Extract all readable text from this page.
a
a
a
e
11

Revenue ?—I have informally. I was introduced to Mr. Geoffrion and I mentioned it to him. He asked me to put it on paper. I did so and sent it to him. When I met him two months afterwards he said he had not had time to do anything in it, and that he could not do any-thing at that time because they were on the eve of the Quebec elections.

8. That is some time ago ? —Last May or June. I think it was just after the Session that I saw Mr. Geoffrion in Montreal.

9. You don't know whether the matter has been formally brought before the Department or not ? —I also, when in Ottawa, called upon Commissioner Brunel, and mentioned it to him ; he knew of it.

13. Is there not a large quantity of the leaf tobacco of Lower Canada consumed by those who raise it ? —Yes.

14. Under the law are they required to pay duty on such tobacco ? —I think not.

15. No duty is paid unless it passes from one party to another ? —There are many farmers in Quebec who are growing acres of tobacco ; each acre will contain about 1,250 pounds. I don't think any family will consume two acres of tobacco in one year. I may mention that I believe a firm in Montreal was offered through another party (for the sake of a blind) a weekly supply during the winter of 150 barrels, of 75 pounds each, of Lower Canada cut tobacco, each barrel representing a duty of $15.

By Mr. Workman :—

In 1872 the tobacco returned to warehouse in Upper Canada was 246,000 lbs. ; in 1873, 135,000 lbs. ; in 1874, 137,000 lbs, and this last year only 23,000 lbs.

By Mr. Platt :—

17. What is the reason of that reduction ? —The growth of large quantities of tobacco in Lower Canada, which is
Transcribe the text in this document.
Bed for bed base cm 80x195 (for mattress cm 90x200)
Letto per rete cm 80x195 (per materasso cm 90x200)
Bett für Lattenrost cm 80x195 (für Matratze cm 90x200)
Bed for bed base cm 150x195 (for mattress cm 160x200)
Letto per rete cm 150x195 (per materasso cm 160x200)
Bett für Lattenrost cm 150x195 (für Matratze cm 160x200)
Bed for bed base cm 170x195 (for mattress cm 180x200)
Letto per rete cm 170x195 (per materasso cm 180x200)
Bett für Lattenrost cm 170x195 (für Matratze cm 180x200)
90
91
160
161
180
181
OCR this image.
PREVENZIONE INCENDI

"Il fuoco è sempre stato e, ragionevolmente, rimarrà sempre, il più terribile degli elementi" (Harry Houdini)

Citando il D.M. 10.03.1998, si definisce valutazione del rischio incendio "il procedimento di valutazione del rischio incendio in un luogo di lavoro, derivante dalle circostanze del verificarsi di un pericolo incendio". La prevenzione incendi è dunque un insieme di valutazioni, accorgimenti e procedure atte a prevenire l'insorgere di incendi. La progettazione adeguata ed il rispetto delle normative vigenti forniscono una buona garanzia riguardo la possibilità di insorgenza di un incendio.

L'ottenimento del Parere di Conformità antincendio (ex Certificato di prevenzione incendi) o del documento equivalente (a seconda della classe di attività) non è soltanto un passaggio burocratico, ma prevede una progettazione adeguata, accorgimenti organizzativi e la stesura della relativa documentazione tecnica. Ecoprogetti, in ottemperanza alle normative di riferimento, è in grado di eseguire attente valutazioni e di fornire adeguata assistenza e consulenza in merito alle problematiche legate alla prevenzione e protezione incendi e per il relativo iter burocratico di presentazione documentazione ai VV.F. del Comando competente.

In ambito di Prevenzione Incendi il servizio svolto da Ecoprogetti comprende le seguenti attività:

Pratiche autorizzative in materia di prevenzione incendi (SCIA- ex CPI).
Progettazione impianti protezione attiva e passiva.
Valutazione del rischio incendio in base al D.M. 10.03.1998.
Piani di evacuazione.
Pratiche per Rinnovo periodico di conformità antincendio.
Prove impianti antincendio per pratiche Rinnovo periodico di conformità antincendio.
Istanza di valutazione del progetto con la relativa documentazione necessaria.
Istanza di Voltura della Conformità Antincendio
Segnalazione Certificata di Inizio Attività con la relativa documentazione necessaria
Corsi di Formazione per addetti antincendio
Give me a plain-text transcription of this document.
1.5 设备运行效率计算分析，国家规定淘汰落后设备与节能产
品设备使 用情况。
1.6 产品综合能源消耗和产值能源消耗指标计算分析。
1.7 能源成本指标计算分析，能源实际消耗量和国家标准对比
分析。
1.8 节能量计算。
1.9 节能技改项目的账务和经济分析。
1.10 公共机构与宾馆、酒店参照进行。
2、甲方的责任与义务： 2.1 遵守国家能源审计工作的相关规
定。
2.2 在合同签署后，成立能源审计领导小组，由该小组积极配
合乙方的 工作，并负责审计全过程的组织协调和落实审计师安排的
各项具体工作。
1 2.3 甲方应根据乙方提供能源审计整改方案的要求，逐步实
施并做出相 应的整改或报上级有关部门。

EXERCISE GOAL
Repeat every record, exactly as written.

COMPLETED EXERCISE
Extract all readable text from this page.
a
a
a
e
11

Revenue ?—I have informally. I was introduced to Mr. Geoffrion and I mentioned it to him. He asked me to put it on paper. I did so and sent it to him. When I met him two months afterwards he said he had not had time to do anything in it, and that he could not do any-thing at that time because they were on the eve of the Quebec elections.

8. That is some time ago ? —Last May or June. I think it was just after the Session that I saw Mr. Geoffrion in Montreal.

9. You don't know whether the matter has been formally brought before the Department or not ? —I also, when in Ottawa, called upon Commissioner Brunel, and mentioned it to him ; he knew of it.

13. Is there not a large quantity of the leaf tobacco of Lower Canada consumed by those who raise it ? —Yes.

14. Under the law are they required to pay duty on such tobacco ? —I think not.

15. No duty is paid unless it passes from one party to another ? —There are many farmers in Quebec who are growing acres of tobacco ; each acre will contain about 1,250 pounds. I don't think any family will consume two acres of tobacco in one year. I may mention that I believe a firm in Montreal was offered through another party (for the sake of a blind) a weekly supply during the winter of 150 barrels, of 75 pounds each, of Lower Canada cut tobacco, each barrel representing a duty of $15.

By Mr. Workman :—

In 1872 the tobacco returned to warehouse in Upper Canada was 246,000 lbs. ; in 1873, 135,000 lbs. ; in 1874, 137,000 lbs, and this last year only 23,000 lbs.

By Mr. Platt :—

17. What is the reason of that reduction ? —The growth of large quantities of tobacco in Lower Canada, which is
Transcribe the text in this document.
Bed for bed base cm 80x195 (for mattress cm 90x200)
Letto per rete cm 80x195 (per materasso cm 90x200)
Bett für Lattenrost cm 80x195 (für Matratze cm 90x200)
Bed for bed base cm 150x195 (for mattress cm 160x200)
Letto per rete cm 150x195 (per materasso cm 160x200)
Bett für Lattenrost cm 150x195 (für Matratze cm 160x200)
Bed for bed base cm 170x195 (for mattress cm 180x200)
Letto per rete cm 170x195 (per materasso cm 180x200)
Bett für Lattenrost cm 170x195 (für Matratze cm 180x200)
90
91
160
161
180
181
OCR this image.
PREVENZIONE INCENDI

"Il fuoco è sempre stato e, ragionevolmente, rimarrà sempre, il più terribile degli elementi" (Harry Houdini)

Citando il D.M. 10.03.1998, si definisce valutazione del rischio incendio "il procedimento di valutazione del rischio incendio in un luogo di lavoro, derivante dalle circostanze del verificarsi di un pericolo incendio". La prevenzione incendi è dunque un insieme di valutazioni, accorgimenti e procedure atte a prevenire l'insorgere di incendi. La progettazione adeguata ed il rispetto delle normative vigenti forniscono una buona garanzia riguardo la possibilità di insorgenza di un incendio.

L'ottenimento del Parere di Conformità antincendio (ex Certificato di prevenzione incendi) o del documento equivalente (a seconda della classe di attività) non è soltanto un passaggio burocratico, ma prevede una progettazione adeguata, accorgimenti organizzativi e la stesura della relativa documentazione tecnica. Ecoprogetti, in ottemperanza alle normative di riferimento, è in grado di eseguire attente valutazioni e di fornire adeguata assistenza e consulenza in merito alle problematiche legate alla prevenzione e protezione incendi e per il relativo iter burocratico di presentazione documentazione ai VV.F. del Comando competente.

In ambito di Prevenzione Incendi il servizio svolto da Ecoprogetti comprende le seguenti attività:

Pratiche autorizzative in materia di prevenzione incendi (SCIA- ex CPI).
Progettazione impianti protezione attiva e passiva.
Valutazione del rischio incendio in base al D.M. 10.03.1998.
Piani di evacuazione.
Pratiche per Rinnovo periodico di conformità antincendio.
Prove impianti antincendio per pratiche Rinnovo periodico di conformità antincendio.
Istanza di valutazione del progetto con la relativa documentazione necessaria.
Istanza di Voltura della Conformità Antincendio
Segnalazione Certificata di Inizio Attività con la relativa documentazione necessaria
Corsi di Formazione per addetti antincendio
Give me a plain-text transcription of this document.
1.5 设备运行效率计算分析，国家规定淘汰落后设备与节能产
品设备使 用情况。
1.6 产品综合能源消耗和产值能源消耗指标计算分析。
1.7 能源成本指标计算分析，能源实际消耗量和国家标准对比
分析。
1.8 节能量计算。
1.9 节能技改项目的账务和经济分析。
1.10 公共机构与宾馆、酒店参照进行。
2、甲方的责任与义务： 2.1 遵守国家能源审计工作的相关规
定。
2.2 在合同签署后，成立能源审计领导小组，由该小组积极配
合乙方的 工作，并负责审计全过程的组织协调和落实审计师安排的
各项具体工作。
1 2.3 甲方应根据乙方提供能源审计整改方案的要求，逐步实
施并做出相 应的整改或报上级有关部门。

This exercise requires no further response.